▸ WHAT THE TASK REQUIRES
Can you reproduce the data beneath, keeping every line exact?

MATERIAL PROVIDED start

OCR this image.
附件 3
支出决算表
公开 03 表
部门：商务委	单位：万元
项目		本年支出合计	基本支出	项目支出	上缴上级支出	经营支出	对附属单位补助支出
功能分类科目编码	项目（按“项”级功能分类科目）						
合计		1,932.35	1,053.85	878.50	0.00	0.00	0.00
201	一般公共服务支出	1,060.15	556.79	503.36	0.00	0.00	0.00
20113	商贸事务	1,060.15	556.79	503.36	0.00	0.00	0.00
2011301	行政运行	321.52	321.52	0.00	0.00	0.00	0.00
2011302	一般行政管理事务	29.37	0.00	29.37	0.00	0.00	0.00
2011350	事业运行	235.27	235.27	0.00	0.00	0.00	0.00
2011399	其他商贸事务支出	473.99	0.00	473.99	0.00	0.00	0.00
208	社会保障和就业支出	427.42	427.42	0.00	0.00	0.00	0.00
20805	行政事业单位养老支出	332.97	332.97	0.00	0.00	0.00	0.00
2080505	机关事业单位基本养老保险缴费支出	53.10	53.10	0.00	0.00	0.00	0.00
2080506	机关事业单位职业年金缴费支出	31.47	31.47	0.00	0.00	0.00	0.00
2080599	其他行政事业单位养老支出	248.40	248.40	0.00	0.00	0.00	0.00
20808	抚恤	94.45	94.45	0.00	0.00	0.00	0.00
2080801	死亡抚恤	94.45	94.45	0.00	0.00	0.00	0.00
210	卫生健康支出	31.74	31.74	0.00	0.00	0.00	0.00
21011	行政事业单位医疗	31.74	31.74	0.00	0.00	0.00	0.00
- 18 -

MATERIAL PROVIDED end

▸ RESPONSE TO THE TASK
OCR this image.
附件 3
支出决算表
公开 03 表
部门：商务委	单位：万元
项目		本年支出合计	基本支出	项目支出	上缴上级支出	经营支出	对附属单位补助支出
功能分类科目编码	项目（按“项”级功能分类科目）						
合计		1,932.35	1,053.85	878.50	0.00	0.00	0.00
201	一般公共服务支出	1,060.15	556.79	503.36	0.00	0.00	0.00
20113	商贸事务	1,060.15	556.79	503.36	0.00	0.00	0.00
2011301	行政运行	321.52	321.52	0.00	0.00	0.00	0.00
2011302	一般行政管理事务	29.37	0.00	29.37	0.00	0.00	0.00
2011350	事业运行	235.27	235.27	0.00	0.00	0.00	0.00
2011399	其他商贸事务支出	473.99	0.00	473.99	0.00	0.00	0.00
208	社会保障和就业支出	427.42	427.42	0.00	0.00	0.00	0.00
20805	行政事业单位养老支出	332.97	332.97	0.00	0.00	0.00	0.00
2080505	机关事业单位基本养老保险缴费支出	53.10	53.10	0.00	0.00	0.00	0.00
2080506	机关事业单位职业年金缴费支出	31.47	31.47	0.00	0.00	0.00	0.00
2080599	其他行政事业单位养老支出	248.40	248.40	0.00	0.00	0.00	0.00
20808	抚恤	94.45	94.45	0.00	0.00	0.00	0.00
2080801	死亡抚恤	94.45	94.45	0.00	0.00	0.00	0.00
210	卫生健康支出	31.74	31.74	0.00	0.00	0.00	0.00
21011	行政事业单位医疗	31.74	31.74	0.00	0.00	0.00	0.00
- 18 -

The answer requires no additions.